Restate the entries below verbatim.

-- start --

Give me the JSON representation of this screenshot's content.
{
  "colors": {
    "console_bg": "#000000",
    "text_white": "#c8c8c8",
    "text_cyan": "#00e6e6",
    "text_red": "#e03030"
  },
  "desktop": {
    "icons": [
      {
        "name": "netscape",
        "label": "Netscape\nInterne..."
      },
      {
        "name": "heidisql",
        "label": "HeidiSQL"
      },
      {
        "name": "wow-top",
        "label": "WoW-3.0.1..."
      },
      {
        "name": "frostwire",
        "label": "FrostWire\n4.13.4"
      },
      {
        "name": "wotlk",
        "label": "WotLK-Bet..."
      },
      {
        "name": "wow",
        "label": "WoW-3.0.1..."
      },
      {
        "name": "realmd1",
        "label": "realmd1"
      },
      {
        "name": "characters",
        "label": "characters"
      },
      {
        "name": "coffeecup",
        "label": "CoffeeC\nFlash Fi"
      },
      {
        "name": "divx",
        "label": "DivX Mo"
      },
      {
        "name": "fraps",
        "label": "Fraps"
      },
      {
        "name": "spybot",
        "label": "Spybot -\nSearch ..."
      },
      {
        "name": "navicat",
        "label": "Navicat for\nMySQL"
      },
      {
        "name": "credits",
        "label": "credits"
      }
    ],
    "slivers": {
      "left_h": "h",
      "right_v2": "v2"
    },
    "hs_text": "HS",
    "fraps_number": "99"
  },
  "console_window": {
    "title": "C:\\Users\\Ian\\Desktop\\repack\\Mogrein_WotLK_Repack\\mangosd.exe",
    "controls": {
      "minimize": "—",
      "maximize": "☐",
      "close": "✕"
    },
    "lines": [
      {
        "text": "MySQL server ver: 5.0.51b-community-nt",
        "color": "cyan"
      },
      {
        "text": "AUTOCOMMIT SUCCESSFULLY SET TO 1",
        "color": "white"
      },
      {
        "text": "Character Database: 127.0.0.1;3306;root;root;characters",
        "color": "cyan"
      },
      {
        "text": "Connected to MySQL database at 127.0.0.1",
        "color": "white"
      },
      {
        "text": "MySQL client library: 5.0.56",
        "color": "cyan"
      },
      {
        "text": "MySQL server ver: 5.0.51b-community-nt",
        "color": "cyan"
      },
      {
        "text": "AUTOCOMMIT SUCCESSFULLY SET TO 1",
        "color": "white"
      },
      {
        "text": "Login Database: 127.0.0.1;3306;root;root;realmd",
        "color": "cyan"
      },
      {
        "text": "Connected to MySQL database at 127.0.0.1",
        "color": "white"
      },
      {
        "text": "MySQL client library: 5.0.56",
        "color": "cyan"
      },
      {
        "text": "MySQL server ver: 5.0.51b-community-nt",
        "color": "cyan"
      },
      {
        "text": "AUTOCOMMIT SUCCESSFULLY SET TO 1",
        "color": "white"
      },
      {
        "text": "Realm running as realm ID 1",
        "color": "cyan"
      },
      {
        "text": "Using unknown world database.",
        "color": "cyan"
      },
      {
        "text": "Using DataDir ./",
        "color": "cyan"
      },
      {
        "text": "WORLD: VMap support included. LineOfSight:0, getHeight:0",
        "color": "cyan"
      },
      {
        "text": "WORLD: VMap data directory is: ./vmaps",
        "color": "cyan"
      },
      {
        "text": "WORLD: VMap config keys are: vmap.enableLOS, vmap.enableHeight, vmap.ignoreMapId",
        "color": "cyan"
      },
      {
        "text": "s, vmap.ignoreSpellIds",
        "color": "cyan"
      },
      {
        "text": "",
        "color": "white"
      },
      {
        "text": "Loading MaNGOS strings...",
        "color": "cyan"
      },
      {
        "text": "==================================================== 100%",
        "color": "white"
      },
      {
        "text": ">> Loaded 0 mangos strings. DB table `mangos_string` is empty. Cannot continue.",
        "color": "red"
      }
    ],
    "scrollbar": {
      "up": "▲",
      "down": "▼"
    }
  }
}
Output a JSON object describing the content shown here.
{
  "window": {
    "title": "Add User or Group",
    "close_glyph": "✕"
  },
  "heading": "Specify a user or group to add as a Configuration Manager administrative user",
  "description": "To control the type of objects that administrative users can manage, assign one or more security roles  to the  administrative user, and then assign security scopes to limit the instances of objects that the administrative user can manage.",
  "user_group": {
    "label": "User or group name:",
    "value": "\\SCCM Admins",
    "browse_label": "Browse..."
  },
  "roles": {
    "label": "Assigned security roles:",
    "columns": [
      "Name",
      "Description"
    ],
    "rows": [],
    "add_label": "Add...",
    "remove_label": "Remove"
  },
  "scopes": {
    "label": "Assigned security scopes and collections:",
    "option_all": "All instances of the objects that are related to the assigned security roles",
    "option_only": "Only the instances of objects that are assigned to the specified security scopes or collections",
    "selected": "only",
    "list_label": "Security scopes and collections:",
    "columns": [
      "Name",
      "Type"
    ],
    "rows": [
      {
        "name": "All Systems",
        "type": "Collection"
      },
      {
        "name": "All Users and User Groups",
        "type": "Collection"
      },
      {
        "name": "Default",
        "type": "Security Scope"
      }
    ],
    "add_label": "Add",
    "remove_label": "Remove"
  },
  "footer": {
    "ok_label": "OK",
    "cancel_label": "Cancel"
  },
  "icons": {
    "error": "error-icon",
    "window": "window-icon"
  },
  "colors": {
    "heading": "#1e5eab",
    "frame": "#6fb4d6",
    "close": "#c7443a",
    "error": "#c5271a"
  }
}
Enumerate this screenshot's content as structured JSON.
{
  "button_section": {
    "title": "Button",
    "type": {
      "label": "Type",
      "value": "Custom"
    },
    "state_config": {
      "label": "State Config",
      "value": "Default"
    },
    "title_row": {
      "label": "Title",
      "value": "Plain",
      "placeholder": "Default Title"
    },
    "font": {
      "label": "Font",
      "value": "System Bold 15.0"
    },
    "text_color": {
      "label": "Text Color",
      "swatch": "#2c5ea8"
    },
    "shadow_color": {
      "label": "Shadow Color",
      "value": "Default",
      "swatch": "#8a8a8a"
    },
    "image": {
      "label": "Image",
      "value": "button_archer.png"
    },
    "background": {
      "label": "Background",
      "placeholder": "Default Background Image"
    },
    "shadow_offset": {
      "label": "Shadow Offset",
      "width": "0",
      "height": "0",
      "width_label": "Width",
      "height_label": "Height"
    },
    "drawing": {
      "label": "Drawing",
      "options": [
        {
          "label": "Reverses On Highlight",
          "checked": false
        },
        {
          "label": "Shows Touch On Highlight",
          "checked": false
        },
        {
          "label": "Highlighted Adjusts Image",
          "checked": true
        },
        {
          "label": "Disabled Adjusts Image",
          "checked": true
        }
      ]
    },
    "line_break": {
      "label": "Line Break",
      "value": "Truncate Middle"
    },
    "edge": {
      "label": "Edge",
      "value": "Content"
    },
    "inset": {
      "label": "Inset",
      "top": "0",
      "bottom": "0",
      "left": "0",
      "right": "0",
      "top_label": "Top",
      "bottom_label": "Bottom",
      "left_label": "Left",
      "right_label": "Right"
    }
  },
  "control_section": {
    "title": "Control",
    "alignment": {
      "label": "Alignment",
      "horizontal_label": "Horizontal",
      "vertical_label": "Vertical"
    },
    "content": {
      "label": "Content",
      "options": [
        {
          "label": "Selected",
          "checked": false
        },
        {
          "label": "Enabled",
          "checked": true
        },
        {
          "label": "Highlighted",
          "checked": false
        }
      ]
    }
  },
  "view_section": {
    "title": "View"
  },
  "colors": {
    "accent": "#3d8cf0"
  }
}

-- end --

RESPONSE:
Give me the JSON representation of this screenshot's content.
{
  "colors": {
    "console_bg": "#000000",
    "text_white": "#c8c8c8",
    "text_cyan": "#00e6e6",
    "text_red": "#e03030"
  },
  "desktop": {
    "icons": [
      {
        "name": "netscape",
        "label": "Netscape\nInterne..."
      },
      {
        "name": "heidisql",
        "label": "HeidiSQL"
      },
      {
        "name": "wow-top",
        "label": "WoW-3.0.1..."
      },
      {
        "name": "frostwire",
        "label": "FrostWire\n4.13.4"
      },
      {
        "name": "wotlk",
        "label": "WotLK-Bet..."
      },
      {
        "name": "wow",
        "label": "WoW-3.0.1..."
      },
      {
        "name": "realmd1",
        "label": "realmd1"
      },
      {
        "name": "characters",
        "label": "characters"
      },
      {
        "name": "coffeecup",
        "label": "CoffeeC\nFlash Fi"
      },
      {
        "name": "divx",
        "label": "DivX Mo"
      },
      {
        "name": "fraps",
        "label": "Fraps"
      },
      {
        "name": "spybot",
        "label": "Spybot -\nSearch ..."
      },
      {
        "name": "navicat",
        "label": "Navicat for\nMySQL"
      },
      {
        "name": "credits",
        "label": "credits"
      }
    ],
    "slivers": {
      "left_h": "h",
      "right_v2": "v2"
    },
    "hs_text": "HS",
    "fraps_number": "99"
  },
  "console_window": {
    "title": "C:\\Users\\Ian\\Desktop\\repack\\Mogrein_WotLK_Repack\\mangosd.exe",
    "controls": {
      "minimize": "—",
      "maximize": "☐",
      "close": "✕"
    },
    "lines": [
      {
        "text": "MySQL server ver: 5.0.51b-community-nt",
        "color": "cyan"
      },
      {
        "text": "AUTOCOMMIT SUCCESSFULLY SET TO 1",
        "color": "white"
      },
      {
        "text": "Character Database: 127.0.0.1;3306;root;root;characters",
        "color": "cyan"
      },
      {
        "text": "Connected to MySQL database at 127.0.0.1",
        "color": "white"
      },
      {
        "text": "MySQL client library: 5.0.56",
        "color": "cyan"
      },
      {
        "text": "MySQL server ver: 5.0.51b-community-nt",
        "color": "cyan"
      },
      {
        "text": "AUTOCOMMIT SUCCESSFULLY SET TO 1",
        "color": "white"
      },
      {
        "text": "Login Database: 127.0.0.1;3306;root;root;realmd",
        "color": "cyan"
      },
      {
        "text": "Connected to MySQL database at 127.0.0.1",
        "color": "white"
      },
      {
        "text": "MySQL client library: 5.0.56",
        "color": "cyan"
      },
      {
        "text": "MySQL server ver: 5.0.51b-community-nt",
        "color": "cyan"
      },
      {
        "text": "AUTOCOMMIT SUCCESSFULLY SET TO 1",
        "color": "white"
      },
      {
        "text": "Realm running as realm ID 1",
        "color": "cyan"
      },
      {
        "text": "Using unknown world database.",
        "color": "cyan"
      },
      {
        "text": "Using DataDir ./",
        "color": "cyan"
      },
      {
        "text": "WORLD: VMap support included. LineOfSight:0, getHeight:0",
        "color": "cyan"
      },
      {
        "text": "WORLD: VMap data directory is: ./vmaps",
        "color": "cyan"
      },
      {
        "text": "WORLD: VMap config keys are: vmap.enableLOS, vmap.enableHeight, vmap.ignoreMapId",
        "color": "cyan"
      },
      {
        "text": "s, vmap.ignoreSpellIds",
        "color": "cyan"
      },
      {
        "text": "",
        "color": "white"
      },
      {
        "text": "Loading MaNGOS strings...",
        "color": "cyan"
      },
      {
        "text": "==================================================== 100%",
        "color": "white"
      },
      {
        "text": ">> Loaded 0 mangos strings. DB table `mangos_string` is empty. Cannot continue.",
        "color": "red"
      }
    ],
    "scrollbar": {
      "up": "▲",
      "down": "▼"
    }
  }
}
Output a JSON object describing the content shown here.
{
  "window": {
    "title": "Add User or Group",
    "close_glyph": "✕"
  },
  "heading": "Specify a user or group to add as a Configuration Manager administrative user",
  "description": "To control the type of objects that administrative users can manage, assign one or more security roles  to the  administrative user, and then assign security scopes to limit the instances of objects that the administrative user can manage.",
  "user_group": {
    "label": "User or group name:",
    "value": "\\SCCM Admins",
    "browse_label": "Browse..."
  },
  "roles": {
    "label": "Assigned security roles:",
    "columns": [
      "Name",
      "Description"
    ],
    "rows": [],
    "add_label": "Add...",
    "remove_label": "Remove"
  },
  "scopes": {
    "label": "Assigned security scopes and collections:",
    "option_all": "All instances of the objects that are related to the assigned security roles",
    "option_only": "Only the instances of objects that are assigned to the specified security scopes or collections",
    "selected": "only",
    "list_label": "Security scopes and collections:",
    "columns": [
      "Name",
      "Type"
    ],
    "rows": [
      {
        "name": "All Systems",
        "type": "Collection"
      },
      {
        "name": "All Users and User Groups",
        "type": "Collection"
      },
      {
        "name": "Default",
        "type": "Security Scope"
      }
    ],
    "add_label": "Add",
    "remove_label": "Remove"
  },
  "footer": {
    "ok_label": "OK",
    "cancel_label": "Cancel"
  },
  "icons": {
    "error": "error-icon",
    "window": "window-icon"
  },
  "colors": {
    "heading": "#1e5eab",
    "frame": "#6fb4d6",
    "close": "#c7443a",
    "error": "#c5271a"
  }
}
Enumerate this screenshot's content as structured JSON.
{
  "button_section": {
    "title": "Button",
    "type": {
      "label": "Type",
      "value": "Custom"
    },
    "state_config": {
      "label": "State Config",
      "value": "Default"
    },
    "title_row": {
      "label": "Title",
      "value": "Plain",
      "placeholder": "Default Title"
    },
    "font": {
      "label": "Font",
      "value": "System Bold 15.0"
    },
    "text_color": {
      "label": "Text Color",
      "swatch": "#2c5ea8"
    },
    "shadow_color": {
      "label": "Shadow Color",
      "value": "Default",
      "swatch": "#8a8a8a"
    },
    "image": {
      "label": "Image",
      "value": "button_archer.png"
    },
    "background": {
      "label": "Background",
      "placeholder": "Default Background Image"
    },
    "shadow_offset": {
      "label": "Shadow Offset",
      "width": "0",
      "height": "0",
      "width_label": "Width",
      "height_label": "Height"
    },
    "drawing": {
      "label": "Drawing",
      "options": [
        {
          "label": "Reverses On Highlight",
          "checked": false
        },
        {
          "label": "Shows Touch On Highlight",
          "checked": false
        },
        {
          "label": "Highlighted Adjusts Image",
          "checked": true
        },
        {
          "label": "Disabled Adjusts Image",
          "checked": true
        }
      ]
    },
    "line_break": {
      "label": "Line Break",
      "value": "Truncate Middle"
    },
    "edge": {
      "label": "Edge",
      "value": "Content"
    },
    "inset": {
      "label": "Inset",
      "top": "0",
      "bottom": "0",
      "left": "0",
      "right": "0",
      "top_label": "Top",
      "bottom_label": "Bottom",
      "left_label": "Left",
      "right_label": "Right"
    }
  },
  "control_section": {
    "title": "Control",
    "alignment": {
      "label": "Alignment",
      "horizontal_label": "Horizontal",
      "vertical_label": "Vertical"
    },
    "content": {
      "label": "Content",
      "options": [
        {
          "label": "Selected",
          "checked": false
        },
        {
          "label": "Enabled",
          "checked": true
        },
        {
          "label": "Highlighted",
          "checked": false
        }
      ]
    }
  },
  "view_section": {
    "title": "View"
  },
  "colors": {
    "accent": "#3d8cf0"
  }
}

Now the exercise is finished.